(Records from a dataset)
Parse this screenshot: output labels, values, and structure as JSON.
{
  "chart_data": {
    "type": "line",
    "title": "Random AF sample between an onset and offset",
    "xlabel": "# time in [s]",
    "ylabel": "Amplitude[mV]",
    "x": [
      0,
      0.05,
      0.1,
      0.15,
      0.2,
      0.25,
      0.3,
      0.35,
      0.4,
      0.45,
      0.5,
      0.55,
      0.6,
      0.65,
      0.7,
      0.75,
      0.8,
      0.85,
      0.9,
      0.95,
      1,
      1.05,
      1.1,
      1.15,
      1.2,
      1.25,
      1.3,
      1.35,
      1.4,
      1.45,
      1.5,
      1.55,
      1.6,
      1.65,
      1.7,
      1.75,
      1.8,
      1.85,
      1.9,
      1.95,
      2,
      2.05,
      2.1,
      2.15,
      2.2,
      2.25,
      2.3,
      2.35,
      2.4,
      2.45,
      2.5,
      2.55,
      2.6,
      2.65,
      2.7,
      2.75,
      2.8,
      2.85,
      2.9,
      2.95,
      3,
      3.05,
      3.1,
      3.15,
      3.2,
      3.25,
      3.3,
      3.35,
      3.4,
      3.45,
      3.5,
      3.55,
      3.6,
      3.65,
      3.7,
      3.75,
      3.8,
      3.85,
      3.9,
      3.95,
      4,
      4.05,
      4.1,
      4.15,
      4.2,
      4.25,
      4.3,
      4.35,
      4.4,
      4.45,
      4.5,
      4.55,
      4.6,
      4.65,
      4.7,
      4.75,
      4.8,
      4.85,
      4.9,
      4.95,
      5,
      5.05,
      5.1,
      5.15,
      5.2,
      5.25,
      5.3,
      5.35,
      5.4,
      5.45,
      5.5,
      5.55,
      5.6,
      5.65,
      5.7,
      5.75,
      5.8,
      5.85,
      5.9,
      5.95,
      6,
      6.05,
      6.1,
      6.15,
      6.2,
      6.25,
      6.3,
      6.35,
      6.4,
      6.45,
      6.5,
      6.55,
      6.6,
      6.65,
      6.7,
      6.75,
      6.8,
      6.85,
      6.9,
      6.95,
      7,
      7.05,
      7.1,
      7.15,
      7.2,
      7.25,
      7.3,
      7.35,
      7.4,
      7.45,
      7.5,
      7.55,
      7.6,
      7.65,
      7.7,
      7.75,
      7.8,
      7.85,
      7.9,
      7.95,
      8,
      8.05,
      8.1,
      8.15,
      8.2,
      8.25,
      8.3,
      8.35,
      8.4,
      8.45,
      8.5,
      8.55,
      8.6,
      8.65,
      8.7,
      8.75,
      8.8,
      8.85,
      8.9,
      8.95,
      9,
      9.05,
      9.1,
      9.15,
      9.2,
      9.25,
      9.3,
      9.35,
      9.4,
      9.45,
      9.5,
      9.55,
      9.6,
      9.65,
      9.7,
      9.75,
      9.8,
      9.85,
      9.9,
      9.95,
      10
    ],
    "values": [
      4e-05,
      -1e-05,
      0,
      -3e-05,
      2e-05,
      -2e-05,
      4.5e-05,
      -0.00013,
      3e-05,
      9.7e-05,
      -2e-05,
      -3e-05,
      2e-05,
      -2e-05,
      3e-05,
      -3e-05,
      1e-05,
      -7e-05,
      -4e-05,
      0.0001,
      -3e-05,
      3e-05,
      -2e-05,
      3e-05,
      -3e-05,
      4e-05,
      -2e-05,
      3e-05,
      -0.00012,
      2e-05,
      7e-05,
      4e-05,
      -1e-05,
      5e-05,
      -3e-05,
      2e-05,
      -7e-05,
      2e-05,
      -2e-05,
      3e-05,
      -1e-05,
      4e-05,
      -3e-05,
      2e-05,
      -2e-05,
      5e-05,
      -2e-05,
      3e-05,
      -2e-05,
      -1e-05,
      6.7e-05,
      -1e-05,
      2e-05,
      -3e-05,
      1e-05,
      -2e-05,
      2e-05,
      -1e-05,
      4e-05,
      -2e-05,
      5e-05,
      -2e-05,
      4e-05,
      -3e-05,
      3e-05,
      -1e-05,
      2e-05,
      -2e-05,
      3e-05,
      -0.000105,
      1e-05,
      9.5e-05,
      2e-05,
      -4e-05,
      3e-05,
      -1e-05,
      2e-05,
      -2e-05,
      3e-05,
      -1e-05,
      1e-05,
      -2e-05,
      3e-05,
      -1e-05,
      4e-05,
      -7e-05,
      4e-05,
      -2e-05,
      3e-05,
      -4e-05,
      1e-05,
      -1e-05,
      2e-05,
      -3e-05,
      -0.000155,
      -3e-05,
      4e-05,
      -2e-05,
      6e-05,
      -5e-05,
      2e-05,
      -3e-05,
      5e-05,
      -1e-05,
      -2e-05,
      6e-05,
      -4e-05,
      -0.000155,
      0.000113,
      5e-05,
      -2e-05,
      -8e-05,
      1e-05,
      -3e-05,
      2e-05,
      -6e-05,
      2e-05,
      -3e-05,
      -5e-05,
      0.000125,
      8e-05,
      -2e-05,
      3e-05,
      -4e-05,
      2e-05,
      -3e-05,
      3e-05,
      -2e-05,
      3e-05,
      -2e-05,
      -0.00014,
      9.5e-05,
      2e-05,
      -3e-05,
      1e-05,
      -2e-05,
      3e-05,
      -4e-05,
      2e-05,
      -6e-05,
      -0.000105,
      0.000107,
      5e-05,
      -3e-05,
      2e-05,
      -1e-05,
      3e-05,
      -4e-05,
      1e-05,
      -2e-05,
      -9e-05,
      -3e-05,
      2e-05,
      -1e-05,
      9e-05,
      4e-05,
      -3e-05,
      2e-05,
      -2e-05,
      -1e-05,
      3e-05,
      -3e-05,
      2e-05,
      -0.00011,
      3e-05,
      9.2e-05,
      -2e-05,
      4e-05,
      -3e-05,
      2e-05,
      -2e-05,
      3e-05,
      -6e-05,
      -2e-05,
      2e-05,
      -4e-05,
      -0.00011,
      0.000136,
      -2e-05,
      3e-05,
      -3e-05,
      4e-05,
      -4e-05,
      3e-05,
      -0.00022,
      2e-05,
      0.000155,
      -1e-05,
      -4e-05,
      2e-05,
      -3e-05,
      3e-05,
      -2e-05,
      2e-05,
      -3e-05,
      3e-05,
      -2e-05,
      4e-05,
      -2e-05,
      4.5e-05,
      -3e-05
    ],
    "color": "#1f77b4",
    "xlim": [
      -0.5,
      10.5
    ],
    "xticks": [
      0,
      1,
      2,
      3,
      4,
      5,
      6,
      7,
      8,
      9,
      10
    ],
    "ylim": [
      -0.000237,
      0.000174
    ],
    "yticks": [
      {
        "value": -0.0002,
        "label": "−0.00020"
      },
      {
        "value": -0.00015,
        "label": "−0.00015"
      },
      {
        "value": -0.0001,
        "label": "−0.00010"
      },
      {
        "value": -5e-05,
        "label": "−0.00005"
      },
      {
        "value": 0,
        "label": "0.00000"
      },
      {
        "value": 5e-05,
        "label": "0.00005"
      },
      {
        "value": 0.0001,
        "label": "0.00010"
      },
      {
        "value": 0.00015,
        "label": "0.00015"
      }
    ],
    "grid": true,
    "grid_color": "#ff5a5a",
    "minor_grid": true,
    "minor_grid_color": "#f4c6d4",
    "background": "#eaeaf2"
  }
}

# [Requirements]
Could you quote the material above in full, exactly as it stands?

# [Exercise answer]
Parse this screenshot: output labels, values, and structure as JSON.
{
  "chart_data": {
    "type": "line",
    "title": "Random AF sample between an onset and offset",
    "xlabel": "# time in [s]",
    "ylabel": "Amplitude[mV]",
    "x": [
      0,
      0.05,
      0.1,
      0.15,
      0.2,
      0.25,
      0.3,
      0.35,
      0.4,
      0.45,
      0.5,
      0.55,
      0.6,
      0.65,
      0.7,
      0.75,
      0.8,
      0.85,
      0.9,
      0.95,
      1,
      1.05,
      1.1,
      1.15,
      1.2,
      1.25,
      1.3,
      1.35,
      1.4,
      1.45,
      1.5,
      1.55,
      1.6,
      1.65,
      1.7,
      1.75,
      1.8,
      1.85,
      1.9,
      1.95,
      2,
      2.05,
      2.1,
      2.15,
      2.2,
      2.25,
      2.3,
      2.35,
      2.4,
      2.45,
      2.5,
      2.55,
      2.6,
      2.65,
      2.7,
      2.75,
      2.8,
      2.85,
      2.9,
      2.95,
      3,
      3.05,
      3.1,
      3.15,
      3.2,
      3.25,
      3.3,
      3.35,
      3.4,
      3.45,
      3.5,
      3.55,
      3.6,
      3.65,
      3.7,
      3.75,
      3.8,
      3.85,
      3.9,
      3.95,
      4,
      4.05,
      4.1,
      4.15,
      4.2,
      4.25,
      4.3,
      4.35,
      4.4,
      4.45,
      4.5,
      4.55,
      4.6,
      4.65,
      4.7,
      4.75,
      4.8,
      4.85,
      4.9,
      4.95,
      5,
      5.05,
      5.1,
      5.15,
      5.2,
      5.25,
      5.3,
      5.35,
      5.4,
      5.45,
      5.5,
      5.55,
      5.6,
      5.65,
      5.7,
      5.75,
      5.8,
      5.85,
      5.9,
      5.95,
      6,
      6.05,
      6.1,
      6.15,
      6.2,
      6.25,
      6.3,
      6.35,
      6.4,
      6.45,
      6.5,
      6.55,
      6.6,
      6.65,
      6.7,
      6.75,
      6.8,
      6.85,
      6.9,
      6.95,
      7,
      7.05,
      7.1,
      7.15,
      7.2,
      7.25,
      7.3,
      7.35,
      7.4,
      7.45,
      7.5,
      7.55,
      7.6,
      7.65,
      7.7,
      7.75,
      7.8,
      7.85,
      7.9,
      7.95,
      8,
      8.05,
      8.1,
      8.15,
      8.2,
      8.25,
      8.3,
      8.35,
      8.4,
      8.45,
      8.5,
      8.55,
      8.6,
      8.65,
      8.7,
      8.75,
      8.8,
      8.85,
      8.9,
      8.95,
      9,
      9.05,
      9.1,
      9.15,
      9.2,
      9.25,
      9.3,
      9.35,
      9.4,
      9.45,
      9.5,
      9.55,
      9.6,
      9.65,
      9.7,
      9.75,
      9.8,
      9.85,
      9.9,
      9.95,
      10
    ],
    "values": [
      4e-05,
      -1e-05,
      0,
      -3e-05,
      2e-05,
      -2e-05,
      4.5e-05,
      -0.00013,
      3e-05,
      9.7e-05,
      -2e-05,
      -3e-05,
      2e-05,
      -2e-05,
      3e-05,
      -3e-05,
      1e-05,
      -7e-05,
      -4e-05,
      0.0001,
      -3e-05,
      3e-05,
      -2e-05,
      3e-05,
      -3e-05,
      4e-05,
      -2e-05,
      3e-05,
      -0.00012,
      2e-05,
      7e-05,
      4e-05,
      -1e-05,
      5e-05,
      -3e-05,
      2e-05,
      -7e-05,
      2e-05,
      -2e-05,
      3e-05,
      -1e-05,
      4e-05,
      -3e-05,
      2e-05,
      -2e-05,
      5e-05,
      -2e-05,
      3e-05,
      -2e-05,
      -1e-05,
      6.7e-05,
      -1e-05,
      2e-05,
      -3e-05,
      1e-05,
      -2e-05,
      2e-05,
      -1e-05,
      4e-05,
      -2e-05,
      5e-05,
      -2e-05,
      4e-05,
      -3e-05,
      3e-05,
      -1e-05,
      2e-05,
      -2e-05,
      3e-05,
      -0.000105,
      1e-05,
      9.5e-05,
      2e-05,
      -4e-05,
      3e-05,
      -1e-05,
      2e-05,
      -2e-05,
      3e-05,
      -1e-05,
      1e-05,
      -2e-05,
      3e-05,
      -1e-05,
      4e-05,
      -7e-05,
      4e-05,
      -2e-05,
      3e-05,
      -4e-05,
      1e-05,
      -1e-05,
      2e-05,
      -3e-05,
      -0.000155,
      -3e-05,
      4e-05,
      -2e-05,
      6e-05,
      -5e-05,
      2e-05,
      -3e-05,
      5e-05,
      -1e-05,
      -2e-05,
      6e-05,
      -4e-05,
      -0.000155,
      0.000113,
      5e-05,
      -2e-05,
      -8e-05,
      1e-05,
      -3e-05,
      2e-05,
      -6e-05,
      2e-05,
      -3e-05,
      -5e-05,
      0.000125,
      8e-05,
      -2e-05,
      3e-05,
      -4e-05,
      2e-05,
      -3e-05,
      3e-05,
      -2e-05,
      3e-05,
      -2e-05,
      -0.00014,
      9.5e-05,
      2e-05,
      -3e-05,
      1e-05,
      -2e-05,
      3e-05,
      -4e-05,
      2e-05,
      -6e-05,
      -0.000105,
      0.000107,
      5e-05,
      -3e-05,
      2e-05,
      -1e-05,
      3e-05,
      -4e-05,
      1e-05,
      -2e-05,
      -9e-05,
      -3e-05,
      2e-05,
      -1e-05,
      9e-05,
      4e-05,
      -3e-05,
      2e-05,
      -2e-05,
      -1e-05,
      3e-05,
      -3e-05,
      2e-05,
      -0.00011,
      3e-05,
      9.2e-05,
      -2e-05,
      4e-05,
      -3e-05,
      2e-05,
      -2e-05,
      3e-05,
      -6e-05,
      -2e-05,
      2e-05,
      -4e-05,
      -0.00011,
      0.000136,
      -2e-05,
      3e-05,
      -3e-05,
      4e-05,
      -4e-05,
      3e-05,
      -0.00022,
      2e-05,
      0.000155,
      -1e-05,
      -4e-05,
      2e-05,
      -3e-05,
      3e-05,
      -2e-05,
      2e-05,
      -3e-05,
      3e-05,
      -2e-05,
      4e-05,
      -2e-05,
      4.5e-05,
      -3e-05
    ],
    "color": "#1f77b4",
    "xlim": [
      -0.5,
      10.5
    ],
    "xticks": [
      0,
      1,
      2,
      3,
      4,
      5,
      6,
      7,
      8,
      9,
      10
    ],
    "ylim": [
      -0.000237,
      0.000174
    ],
    "yticks": [
      {
        "value": -0.0002,
        "label": "−0.00020"
      },
      {
        "value": -0.00015,
        "label": "−0.00015"
      },
      {
        "value": -0.0001,
        "label": "−0.00010"
      },
      {
        "value": -5e-05,
        "label": "−0.00005"
      },
      {
        "value": 0,
        "label": "0.00000"
      },
      {
        "value": 5e-05,
        "label": "0.00005"
      },
      {
        "value": 0.0001,
        "label": "0.00010"
      },
      {
        "value": 0.00015,
        "label": "0.00015"
      }
    ],
    "grid": true,
    "grid_color": "#ff5a5a",
    "minor_grid": true,
    "minor_grid_color": "#f4c6d4",
    "background": "#eaeaf2"
  }
}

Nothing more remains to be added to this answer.